AIM:
Reproduce the records that follow in full, excluding any picture they contain.

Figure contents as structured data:
========================================
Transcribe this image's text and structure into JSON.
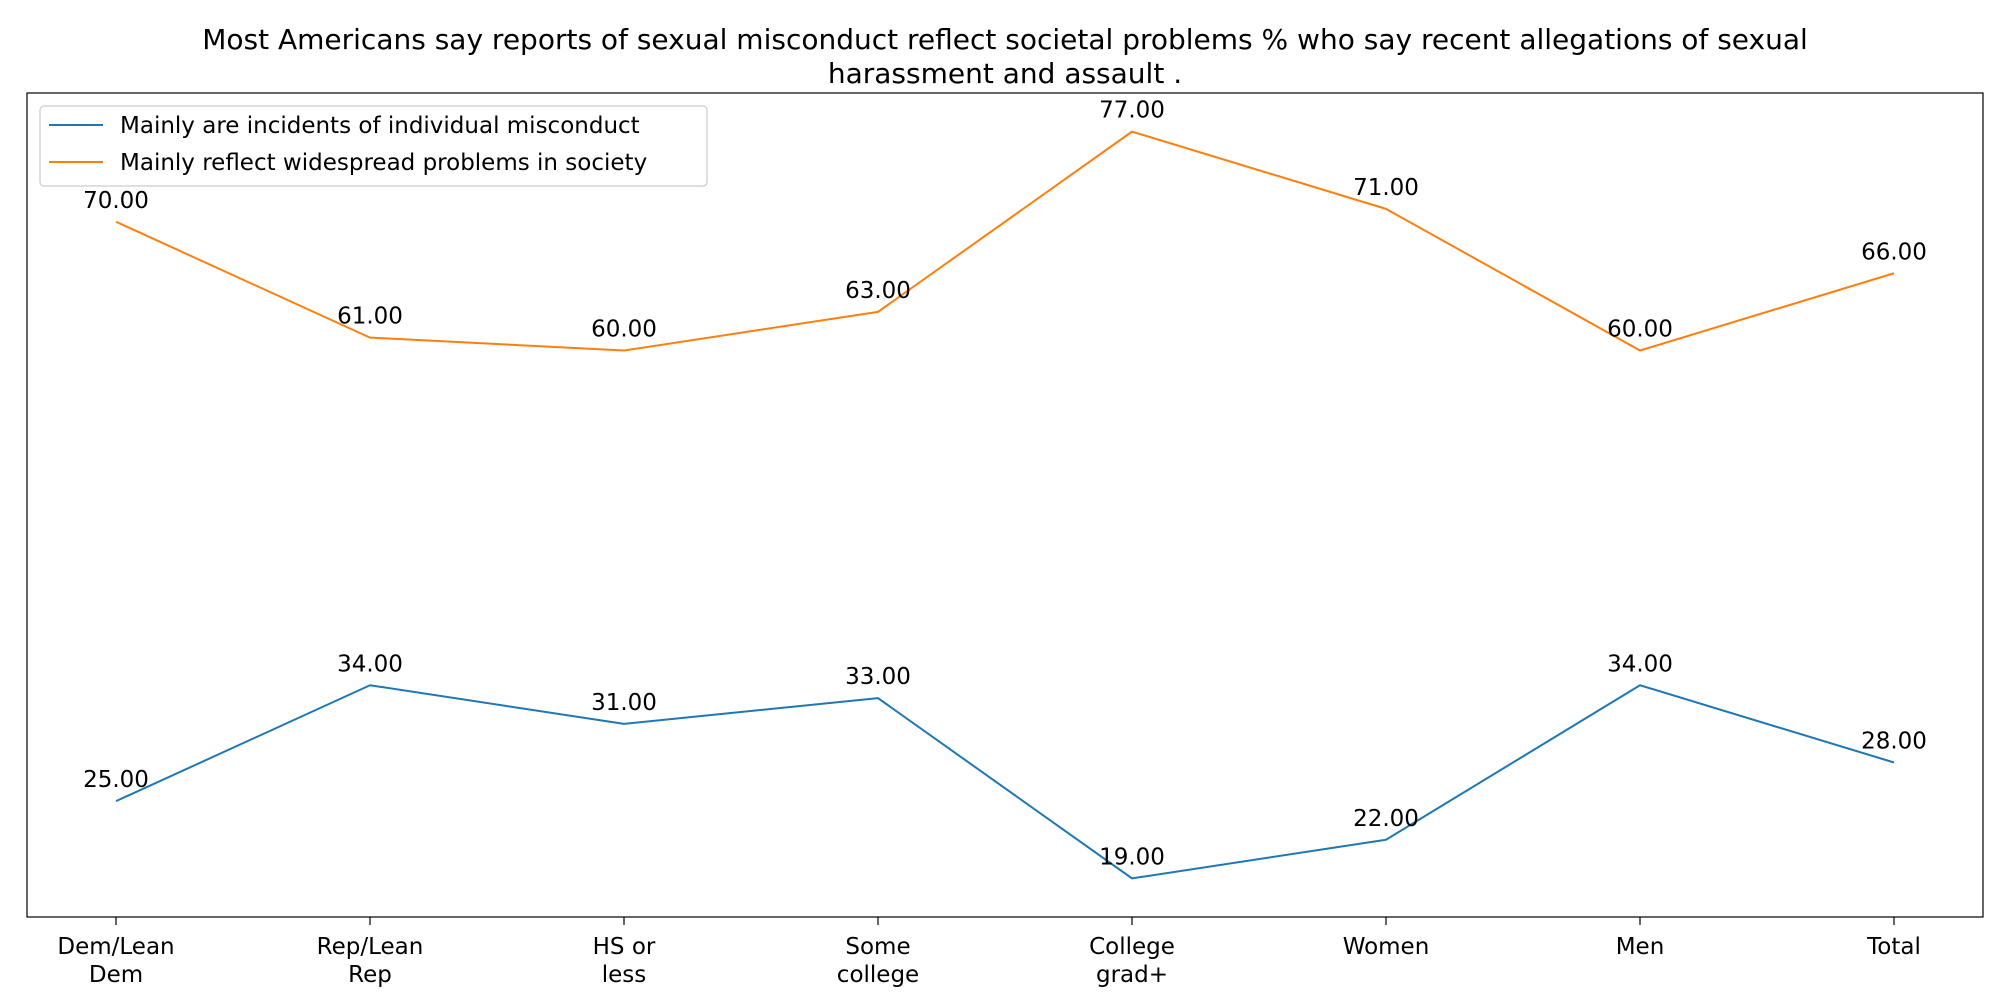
{
  "chart_data": {
    "type": "line",
    "title": [
      "Most Americans say reports of sexual misconduct reflect societal problems % who say recent allegations of sexual",
      "harassment and assault ."
    ],
    "categories": [
      [
        "Dem/Lean",
        "Dem"
      ],
      [
        "Rep/Lean",
        "Rep"
      ],
      [
        "HS or",
        "less"
      ],
      [
        "Some",
        "college"
      ],
      [
        "College",
        "grad+"
      ],
      [
        "Women"
      ],
      [
        "Men"
      ],
      [
        "Total"
      ]
    ],
    "series": [
      {
        "name": "Mainly are incidents of individual misconduct",
        "color": "#1f77b4",
        "values": [
          25,
          34,
          31,
          33,
          19,
          22,
          34,
          28
        ],
        "labels": [
          "25.00",
          "34.00",
          "31.00",
          "33.00",
          "19.00",
          "22.00",
          "34.00",
          "28.00"
        ]
      },
      {
        "name": "Mainly reflect widespread problems in society",
        "color": "#ff7f0e",
        "values": [
          70,
          61,
          60,
          63,
          77,
          71,
          60,
          66
        ],
        "labels": [
          "70.00",
          "61.00",
          "60.00",
          "63.00",
          "77.00",
          "71.00",
          "60.00",
          "66.00"
        ]
      }
    ],
    "ylim": [
      16,
      80
    ],
    "grid": false,
    "legend_position": "upper-left",
    "y_ticks_visible": false,
    "xlabel": "",
    "ylabel": ""
  }
}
========================================
EXERCISE SOLUTION:
Transcribe this image's text and structure into JSON.
{
  "chart_data": {
    "type": "line",
    "title": [
      "Most Americans say reports of sexual misconduct reflect societal problems % who say recent allegations of sexual",
      "harassment and assault ."
    ],
    "categories": [
      [
        "Dem/Lean",
        "Dem"
      ],
      [
        "Rep/Lean",
        "Rep"
      ],
      [
        "HS or",
        "less"
      ],
      [
        "Some",
        "college"
      ],
      [
        "College",
        "grad+"
      ],
      [
        "Women"
      ],
      [
        "Men"
      ],
      [
        "Total"
      ]
    ],
    "series": [
      {
        "name": "Mainly are incidents of individual misconduct",
        "color": "#1f77b4",
        "values": [
          25,
          34,
          31,
          33,
          19,
          22,
          34,
          28
        ],
        "labels": [
          "25.00",
          "34.00",
          "31.00",
          "33.00",
          "19.00",
          "22.00",
          "34.00",
          "28.00"
        ]
      },
      {
        "name": "Mainly reflect widespread problems in society",
        "color": "#ff7f0e",
        "values": [
          70,
          61,
          60,
          63,
          77,
          71,
          60,
          66
        ],
        "labels": [
          "70.00",
          "61.00",
          "60.00",
          "63.00",
          "77.00",
          "71.00",
          "60.00",
          "66.00"
        ]
      }
    ],
    "ylim": [
      16,
      80
    ],
    "grid": false,
    "legend_position": "upper-left",
    "y_ticks_visible": false,
    "xlabel": "",
    "ylabel": ""
  }
}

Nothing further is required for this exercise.